-- Data extract start --

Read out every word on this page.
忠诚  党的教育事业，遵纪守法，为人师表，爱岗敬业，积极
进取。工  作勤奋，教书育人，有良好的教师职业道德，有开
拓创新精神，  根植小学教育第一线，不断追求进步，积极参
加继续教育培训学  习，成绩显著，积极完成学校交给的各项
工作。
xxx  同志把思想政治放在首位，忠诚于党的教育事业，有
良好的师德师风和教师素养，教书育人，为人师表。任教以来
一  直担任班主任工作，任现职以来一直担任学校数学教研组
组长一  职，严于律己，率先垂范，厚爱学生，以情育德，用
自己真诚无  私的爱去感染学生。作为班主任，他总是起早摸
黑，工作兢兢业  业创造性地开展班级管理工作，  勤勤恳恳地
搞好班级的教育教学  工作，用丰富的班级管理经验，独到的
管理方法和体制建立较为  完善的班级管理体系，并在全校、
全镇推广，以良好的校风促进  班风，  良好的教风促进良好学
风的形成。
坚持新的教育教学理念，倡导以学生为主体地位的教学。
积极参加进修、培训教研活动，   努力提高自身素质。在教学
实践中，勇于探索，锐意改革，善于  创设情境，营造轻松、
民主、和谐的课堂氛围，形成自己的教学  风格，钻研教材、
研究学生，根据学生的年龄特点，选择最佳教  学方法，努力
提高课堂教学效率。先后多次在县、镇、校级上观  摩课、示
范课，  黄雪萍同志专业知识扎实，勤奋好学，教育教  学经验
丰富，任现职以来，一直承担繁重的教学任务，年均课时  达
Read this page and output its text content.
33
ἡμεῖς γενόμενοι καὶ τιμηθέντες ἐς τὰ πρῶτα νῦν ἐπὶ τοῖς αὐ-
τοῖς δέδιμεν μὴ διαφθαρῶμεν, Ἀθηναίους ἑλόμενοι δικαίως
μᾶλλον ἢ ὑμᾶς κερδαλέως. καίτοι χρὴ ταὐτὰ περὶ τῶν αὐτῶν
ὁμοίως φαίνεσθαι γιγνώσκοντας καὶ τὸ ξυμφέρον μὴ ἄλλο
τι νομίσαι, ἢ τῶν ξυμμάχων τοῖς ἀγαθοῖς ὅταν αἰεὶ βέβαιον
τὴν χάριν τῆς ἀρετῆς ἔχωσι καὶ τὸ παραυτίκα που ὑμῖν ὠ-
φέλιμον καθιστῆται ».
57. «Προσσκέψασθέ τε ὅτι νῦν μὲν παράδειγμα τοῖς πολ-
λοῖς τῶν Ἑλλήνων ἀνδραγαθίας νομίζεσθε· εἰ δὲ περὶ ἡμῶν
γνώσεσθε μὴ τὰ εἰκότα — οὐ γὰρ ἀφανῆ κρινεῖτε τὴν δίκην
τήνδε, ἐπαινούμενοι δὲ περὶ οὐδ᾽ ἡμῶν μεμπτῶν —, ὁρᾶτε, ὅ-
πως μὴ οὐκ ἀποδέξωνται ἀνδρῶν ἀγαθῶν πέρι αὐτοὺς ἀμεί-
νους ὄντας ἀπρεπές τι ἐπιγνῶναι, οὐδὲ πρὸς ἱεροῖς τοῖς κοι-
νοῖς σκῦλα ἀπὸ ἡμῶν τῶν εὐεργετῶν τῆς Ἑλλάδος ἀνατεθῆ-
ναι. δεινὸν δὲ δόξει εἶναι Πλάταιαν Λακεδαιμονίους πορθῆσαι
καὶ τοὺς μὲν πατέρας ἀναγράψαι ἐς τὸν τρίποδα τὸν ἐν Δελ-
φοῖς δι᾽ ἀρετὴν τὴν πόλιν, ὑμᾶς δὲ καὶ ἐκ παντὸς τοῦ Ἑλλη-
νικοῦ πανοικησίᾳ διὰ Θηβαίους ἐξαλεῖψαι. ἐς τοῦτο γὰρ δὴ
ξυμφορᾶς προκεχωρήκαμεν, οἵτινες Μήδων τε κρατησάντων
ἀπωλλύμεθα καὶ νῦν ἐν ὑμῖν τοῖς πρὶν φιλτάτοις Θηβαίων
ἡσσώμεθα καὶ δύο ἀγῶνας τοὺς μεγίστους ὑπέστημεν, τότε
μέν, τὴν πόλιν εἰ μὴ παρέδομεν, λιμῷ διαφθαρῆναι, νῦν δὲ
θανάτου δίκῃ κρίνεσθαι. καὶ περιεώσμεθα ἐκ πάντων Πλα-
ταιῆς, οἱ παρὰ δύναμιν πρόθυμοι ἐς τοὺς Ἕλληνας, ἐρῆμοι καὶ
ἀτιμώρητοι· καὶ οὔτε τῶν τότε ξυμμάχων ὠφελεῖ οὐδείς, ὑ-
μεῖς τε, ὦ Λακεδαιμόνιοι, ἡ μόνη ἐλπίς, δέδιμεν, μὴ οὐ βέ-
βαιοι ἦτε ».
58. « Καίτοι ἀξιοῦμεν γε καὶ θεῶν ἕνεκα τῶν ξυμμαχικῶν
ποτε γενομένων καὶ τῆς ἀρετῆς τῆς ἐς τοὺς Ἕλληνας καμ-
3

-- Data extract end --

Gather every line from the listing above in which the word "δέδιμεν" appears.

▶ The response:
τοῖς δέδιμεν μὴ διαφθαρῶμεν, Ἀθηναίους ἑλόμενοι δικαίως
μεῖς τε, ὦ Λακεδαιμόνιοι, ἡ μόνη ἐλπίς, δέδιμεν, μὴ οὐ βέ-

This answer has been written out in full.